Gather every line holding the string "name".
[START Data provided]
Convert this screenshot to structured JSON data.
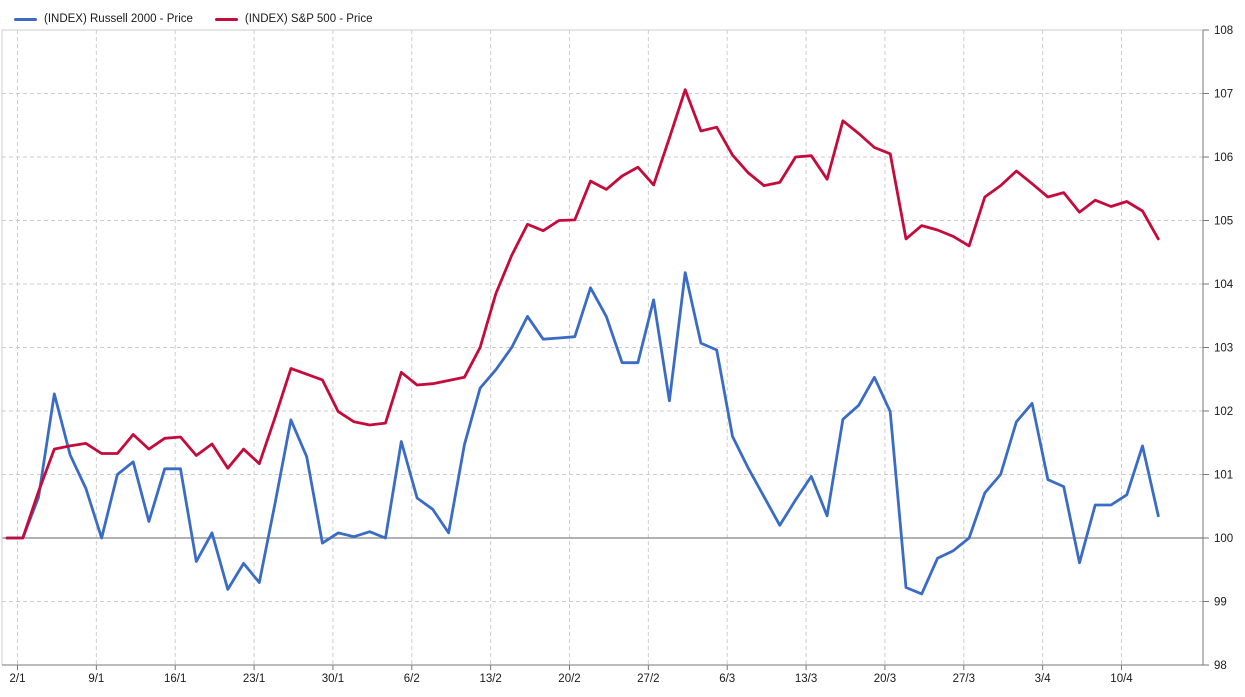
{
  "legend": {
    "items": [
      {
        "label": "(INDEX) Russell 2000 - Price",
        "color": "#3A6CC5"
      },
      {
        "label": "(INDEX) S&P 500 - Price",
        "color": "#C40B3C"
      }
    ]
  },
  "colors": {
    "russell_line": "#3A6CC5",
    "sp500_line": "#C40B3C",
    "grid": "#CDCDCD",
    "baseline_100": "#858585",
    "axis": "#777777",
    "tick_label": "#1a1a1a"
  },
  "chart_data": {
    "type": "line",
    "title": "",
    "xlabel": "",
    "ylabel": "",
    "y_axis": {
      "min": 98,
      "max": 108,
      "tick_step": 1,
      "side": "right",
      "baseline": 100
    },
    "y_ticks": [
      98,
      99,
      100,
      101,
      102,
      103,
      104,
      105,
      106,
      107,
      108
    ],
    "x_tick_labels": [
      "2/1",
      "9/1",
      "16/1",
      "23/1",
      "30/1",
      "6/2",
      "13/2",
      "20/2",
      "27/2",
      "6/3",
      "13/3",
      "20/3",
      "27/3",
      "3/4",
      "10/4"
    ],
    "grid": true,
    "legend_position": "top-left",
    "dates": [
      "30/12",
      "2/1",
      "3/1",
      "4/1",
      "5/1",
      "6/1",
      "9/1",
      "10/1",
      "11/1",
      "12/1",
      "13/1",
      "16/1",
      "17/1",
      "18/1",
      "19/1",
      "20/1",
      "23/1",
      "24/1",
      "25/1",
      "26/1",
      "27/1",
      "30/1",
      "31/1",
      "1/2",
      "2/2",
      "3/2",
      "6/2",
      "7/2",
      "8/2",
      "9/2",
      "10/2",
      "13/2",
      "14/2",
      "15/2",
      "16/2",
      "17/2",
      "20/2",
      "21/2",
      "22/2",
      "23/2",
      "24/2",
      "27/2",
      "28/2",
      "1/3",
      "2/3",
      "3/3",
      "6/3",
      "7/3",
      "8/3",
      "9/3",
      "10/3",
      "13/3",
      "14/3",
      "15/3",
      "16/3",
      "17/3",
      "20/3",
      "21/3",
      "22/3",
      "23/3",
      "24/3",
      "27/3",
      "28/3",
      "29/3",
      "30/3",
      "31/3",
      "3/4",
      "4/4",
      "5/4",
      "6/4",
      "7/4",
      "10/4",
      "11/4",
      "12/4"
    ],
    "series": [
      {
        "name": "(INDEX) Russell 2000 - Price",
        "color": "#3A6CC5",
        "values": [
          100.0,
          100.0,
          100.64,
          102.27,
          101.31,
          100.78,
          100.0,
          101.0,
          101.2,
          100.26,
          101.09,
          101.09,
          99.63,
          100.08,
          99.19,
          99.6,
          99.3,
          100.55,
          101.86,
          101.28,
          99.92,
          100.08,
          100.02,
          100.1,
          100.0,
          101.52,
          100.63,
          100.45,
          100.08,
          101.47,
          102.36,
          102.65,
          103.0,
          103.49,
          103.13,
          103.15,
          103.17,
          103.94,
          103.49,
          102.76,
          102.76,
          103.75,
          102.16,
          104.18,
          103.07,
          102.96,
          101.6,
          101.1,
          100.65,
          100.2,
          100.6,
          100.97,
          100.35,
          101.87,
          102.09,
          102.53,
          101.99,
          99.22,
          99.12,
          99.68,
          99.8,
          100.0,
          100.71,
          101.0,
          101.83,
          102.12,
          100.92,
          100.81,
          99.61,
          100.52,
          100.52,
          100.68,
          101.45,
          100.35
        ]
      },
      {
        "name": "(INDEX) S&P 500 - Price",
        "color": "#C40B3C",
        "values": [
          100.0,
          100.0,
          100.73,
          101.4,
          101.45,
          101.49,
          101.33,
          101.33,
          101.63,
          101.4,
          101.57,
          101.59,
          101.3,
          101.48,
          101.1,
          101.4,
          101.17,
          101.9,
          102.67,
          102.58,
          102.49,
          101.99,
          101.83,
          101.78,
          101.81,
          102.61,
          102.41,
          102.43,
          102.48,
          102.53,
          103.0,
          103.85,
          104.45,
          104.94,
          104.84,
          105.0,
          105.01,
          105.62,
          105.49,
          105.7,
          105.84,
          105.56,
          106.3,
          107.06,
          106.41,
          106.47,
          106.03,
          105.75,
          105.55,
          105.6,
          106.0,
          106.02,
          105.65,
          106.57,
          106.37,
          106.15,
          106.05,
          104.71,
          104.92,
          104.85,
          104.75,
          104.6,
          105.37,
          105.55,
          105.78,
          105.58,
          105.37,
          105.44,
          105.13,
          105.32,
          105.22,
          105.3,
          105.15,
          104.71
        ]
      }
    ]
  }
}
[END Data provided]
### Task result
        "name": "(INDEX) Russell 2000 - Price",
        "name": "(INDEX) S&P 500 - Price",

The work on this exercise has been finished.